* **WHAT YOU WILL DO**
Reproduce all records exactly.

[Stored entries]
⁂

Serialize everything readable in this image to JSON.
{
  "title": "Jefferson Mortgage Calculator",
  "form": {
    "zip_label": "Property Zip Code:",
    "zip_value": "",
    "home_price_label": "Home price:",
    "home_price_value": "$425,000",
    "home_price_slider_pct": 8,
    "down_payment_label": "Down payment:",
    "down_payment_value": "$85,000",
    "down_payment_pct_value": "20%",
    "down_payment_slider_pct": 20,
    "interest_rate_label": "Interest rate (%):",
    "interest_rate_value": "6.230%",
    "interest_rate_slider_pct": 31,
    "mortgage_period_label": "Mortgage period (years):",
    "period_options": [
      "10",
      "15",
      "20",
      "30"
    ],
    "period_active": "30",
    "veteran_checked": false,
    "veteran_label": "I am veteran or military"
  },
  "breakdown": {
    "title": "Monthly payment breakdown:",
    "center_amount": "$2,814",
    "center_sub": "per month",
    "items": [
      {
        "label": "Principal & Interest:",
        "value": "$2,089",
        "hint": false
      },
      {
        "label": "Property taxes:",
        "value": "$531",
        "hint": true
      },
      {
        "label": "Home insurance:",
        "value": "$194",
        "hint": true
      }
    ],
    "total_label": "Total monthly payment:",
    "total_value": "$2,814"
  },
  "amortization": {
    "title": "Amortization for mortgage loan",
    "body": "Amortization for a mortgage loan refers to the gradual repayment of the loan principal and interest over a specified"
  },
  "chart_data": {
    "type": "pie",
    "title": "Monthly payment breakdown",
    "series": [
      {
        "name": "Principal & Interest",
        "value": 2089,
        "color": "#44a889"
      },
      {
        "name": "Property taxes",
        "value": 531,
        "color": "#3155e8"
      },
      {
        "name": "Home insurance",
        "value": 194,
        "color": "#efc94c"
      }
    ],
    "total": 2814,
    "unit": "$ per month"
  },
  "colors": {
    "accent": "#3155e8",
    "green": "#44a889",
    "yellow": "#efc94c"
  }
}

⁂

* **WRITTEN SOLUTION**
Serialize everything readable in this image to JSON.
{
  "title": "Jefferson Mortgage Calculator",
  "form": {
    "zip_label": "Property Zip Code:",
    "zip_value": "",
    "home_price_label": "Home price:",
    "home_price_value": "$425,000",
    "home_price_slider_pct": 8,
    "down_payment_label": "Down payment:",
    "down_payment_value": "$85,000",
    "down_payment_pct_value": "20%",
    "down_payment_slider_pct": 20,
    "interest_rate_label": "Interest rate (%):",
    "interest_rate_value": "6.230%",
    "interest_rate_slider_pct": 31,
    "mortgage_period_label": "Mortgage period (years):",
    "period_options": [
      "10",
      "15",
      "20",
      "30"
    ],
    "period_active": "30",
    "veteran_checked": false,
    "veteran_label": "I am veteran or military"
  },
  "breakdown": {
    "title": "Monthly payment breakdown:",
    "center_amount": "$2,814",
    "center_sub": "per month",
    "items": [
      {
        "label": "Principal & Interest:",
        "value": "$2,089",
        "hint": false
      },
      {
        "label": "Property taxes:",
        "value": "$531",
        "hint": true
      },
      {
        "label": "Home insurance:",
        "value": "$194",
        "hint": true
      }
    ],
    "total_label": "Total monthly payment:",
    "total_value": "$2,814"
  },
  "amortization": {
    "title": "Amortization for mortgage loan",
    "body": "Amortization for a mortgage loan refers to the gradual repayment of the loan principal and interest over a specified"
  },
  "chart_data": {
    "type": "pie",
    "title": "Monthly payment breakdown",
    "series": [
      {
        "name": "Principal & Interest",
        "value": 2089,
        "color": "#44a889"
      },
      {
        "name": "Property taxes",
        "value": 531,
        "color": "#3155e8"
      },
      {
        "name": "Home insurance",
        "value": 194,
        "color": "#efc94c"
      }
    ],
    "total": 2814,
    "unit": "$ per month"
  },
  "colors": {
    "accent": "#3155e8",
    "green": "#44a889",
    "yellow": "#efc94c"
  }
}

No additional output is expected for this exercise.